Short task:
Images appear in the records below; leave them out and repeat everything else exactly.

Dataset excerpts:
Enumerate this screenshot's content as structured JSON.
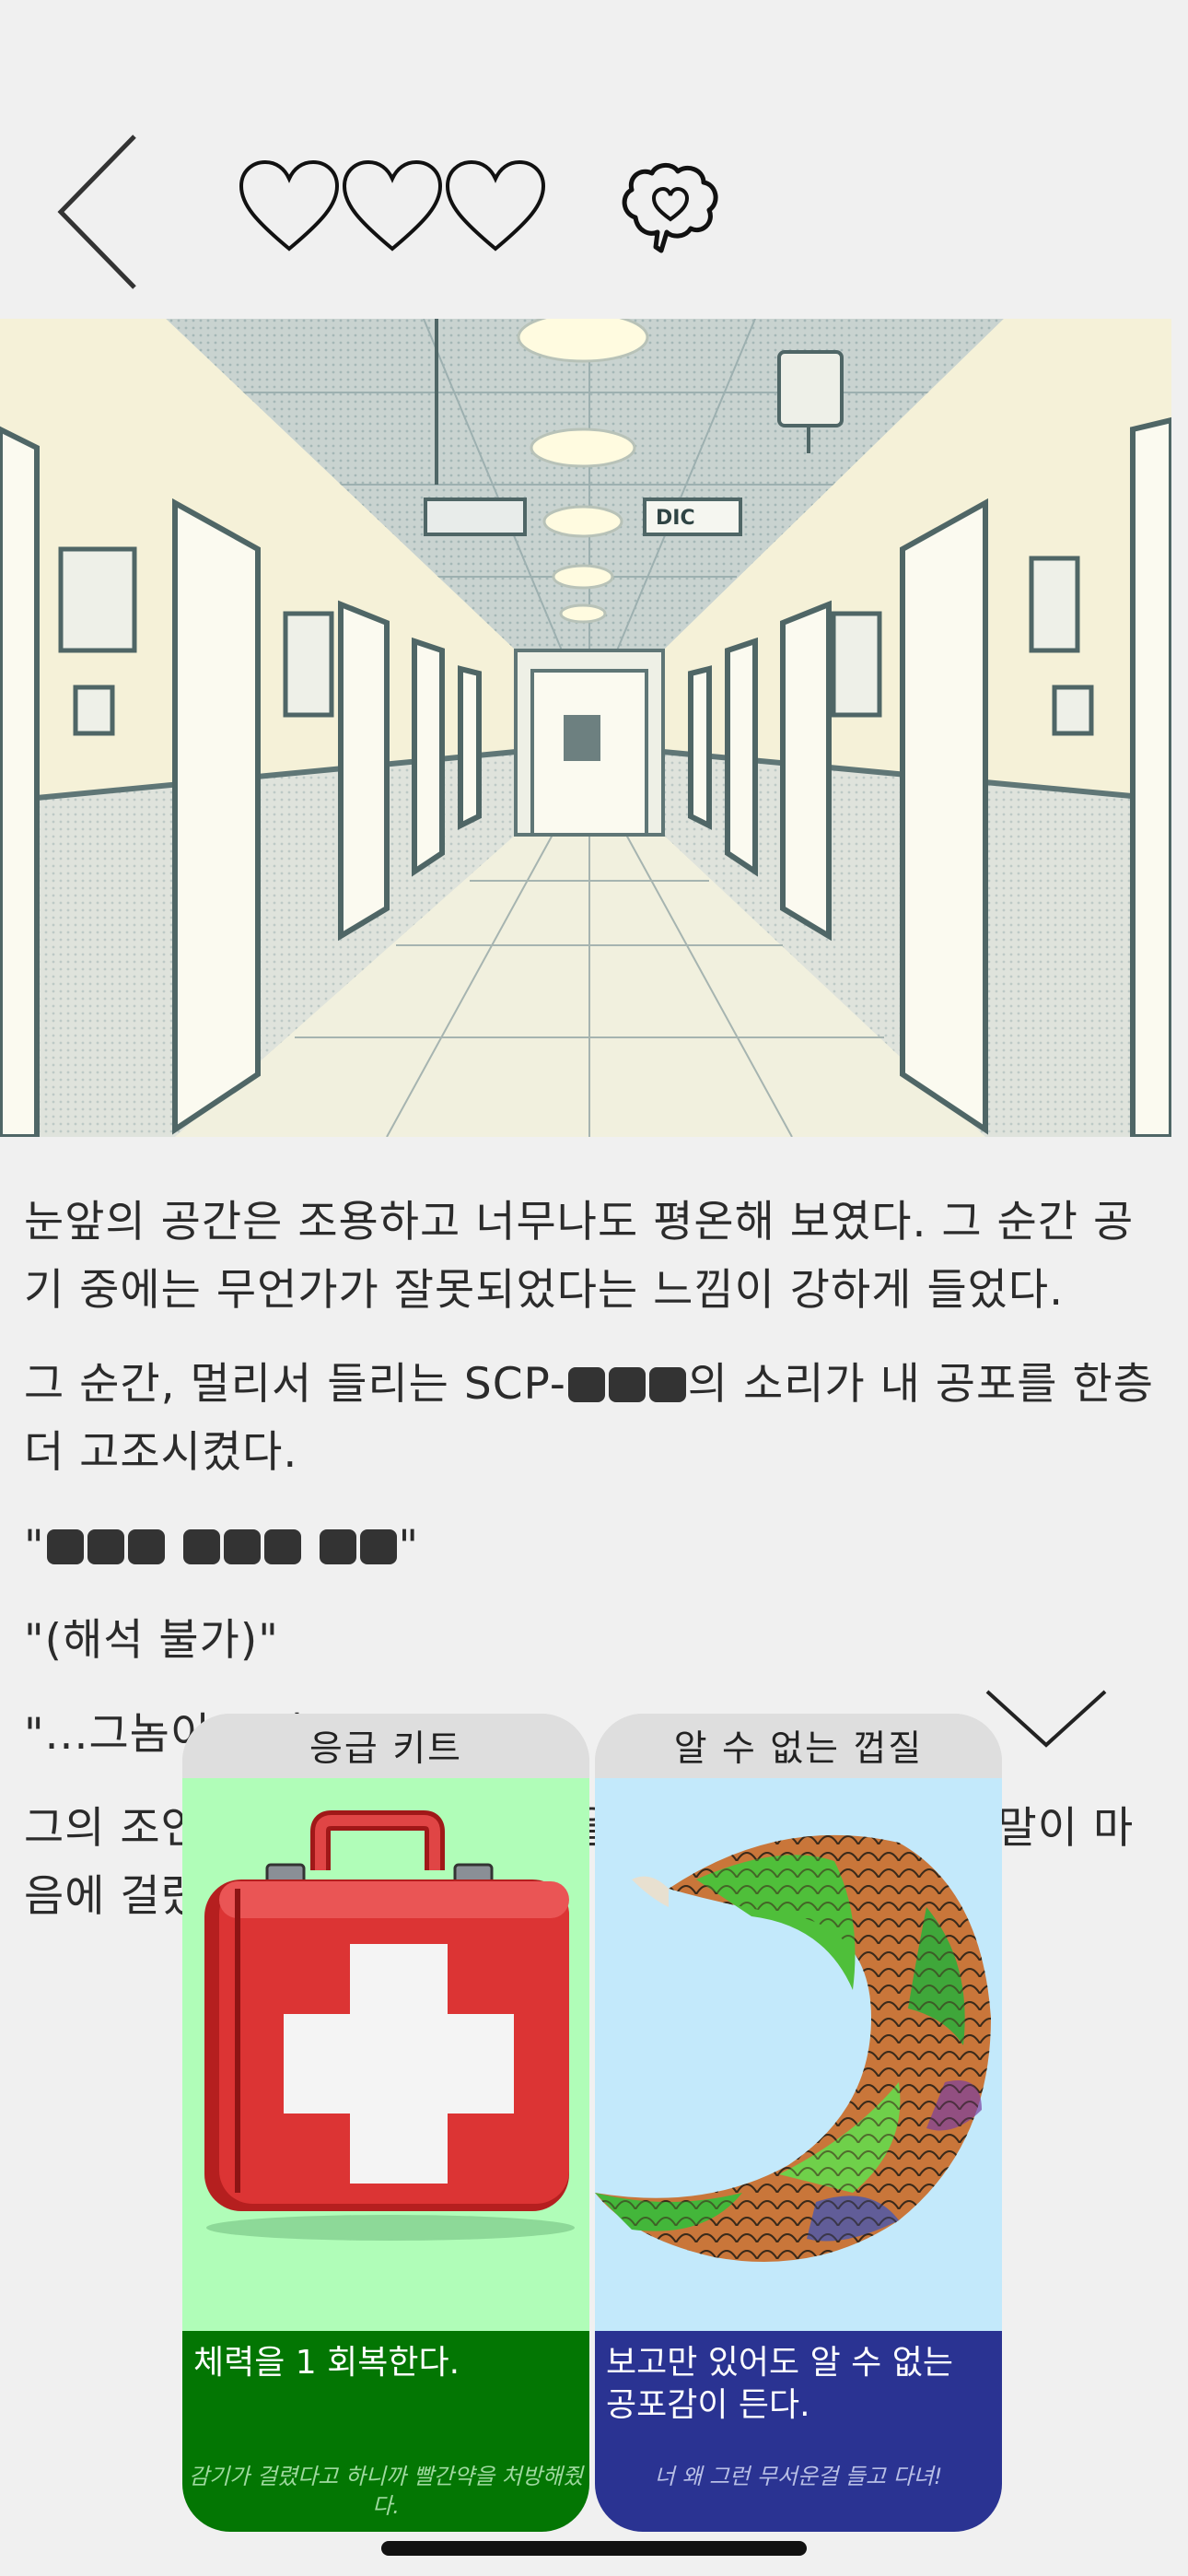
{
  "header": {
    "back_icon": "chevron-left-icon",
    "hearts": {
      "filled": 0,
      "total": 3,
      "icon": "heart-outline-icon"
    },
    "mind_icon": "brain-heart-icon"
  },
  "scene": {
    "description_icon": "hallway-illustration",
    "door_sign": "DIC"
  },
  "story": {
    "p1": "눈앞의 공간은 조용하고 너무나도 평온해 보였다. 그 순간 공기 중에는 무언가가 잘못되었다는 느낌이 강하게 들었다.",
    "p2_pre": "그 순간, 멀리서 들리는 SCP-",
    "p2_post": "의 소리가 내 공포를 한층 더 고조시켰다.",
    "p3_quote_open": "\"",
    "p3_quote_close": "\"",
    "p4": "\"(해석 불가)\"",
    "p5": "\"...그놈이 온다.\"",
    "p6": "그의 조언대로 나는 빨리 이곳을 떠나야 했지만 그의 말이 마음에 걸렸다."
  },
  "cards": [
    {
      "title": "응급 키트",
      "description": "체력을 1 회복한다.",
      "flavor": "감기가 걸렸다고 하니까 빨간약을 처방해줬다.",
      "icon": "first-aid-kit-icon",
      "colors": {
        "art_bg": "#b0fdb8",
        "info_bg": "#037603"
      }
    },
    {
      "title": "알 수 없는 껍질",
      "description": "보고만 있어도 알 수 없는 공포감이 든다.",
      "flavor": "너 왜 그런 무서운걸 들고 다녀!",
      "icon": "scaly-shell-icon",
      "colors": {
        "art_bg": "#c3e9fb",
        "info_bg": "#2a3392"
      }
    }
  ],
  "collapse_icon": "chevron-down-icon"
}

The output:
Enumerate this screenshot's content as structured JSON.
{
  "header": {
    "back_icon": "chevron-left-icon",
    "hearts": {
      "filled": 0,
      "total": 3,
      "icon": "heart-outline-icon"
    },
    "mind_icon": "brain-heart-icon"
  },
  "scene": {
    "description_icon": "hallway-illustration",
    "door_sign": "DIC"
  },
  "story": {
    "p1": "눈앞의 공간은 조용하고 너무나도 평온해 보였다. 그 순간 공기 중에는 무언가가 잘못되었다는 느낌이 강하게 들었다.",
    "p2_pre": "그 순간, 멀리서 들리는 SCP-",
    "p2_post": "의 소리가 내 공포를 한층 더 고조시켰다.",
    "p3_quote_open": "\"",
    "p3_quote_close": "\"",
    "p4": "\"(해석 불가)\"",
    "p5": "\"...그놈이 온다.\"",
    "p6": "그의 조언대로 나는 빨리 이곳을 떠나야 했지만 그의 말이 마음에 걸렸다."
  },
  "cards": [
    {
      "title": "응급 키트",
      "description": "체력을 1 회복한다.",
      "flavor": "감기가 걸렸다고 하니까 빨간약을 처방해줬다.",
      "icon": "first-aid-kit-icon",
      "colors": {
        "art_bg": "#b0fdb8",
        "info_bg": "#037603"
      }
    },
    {
      "title": "알 수 없는 껍질",
      "description": "보고만 있어도 알 수 없는 공포감이 든다.",
      "flavor": "너 왜 그런 무서운걸 들고 다녀!",
      "icon": "scaly-shell-icon",
      "colors": {
        "art_bg": "#c3e9fb",
        "info_bg": "#2a3392"
      }
    }
  ],
  "collapse_icon": "chevron-down-icon"
}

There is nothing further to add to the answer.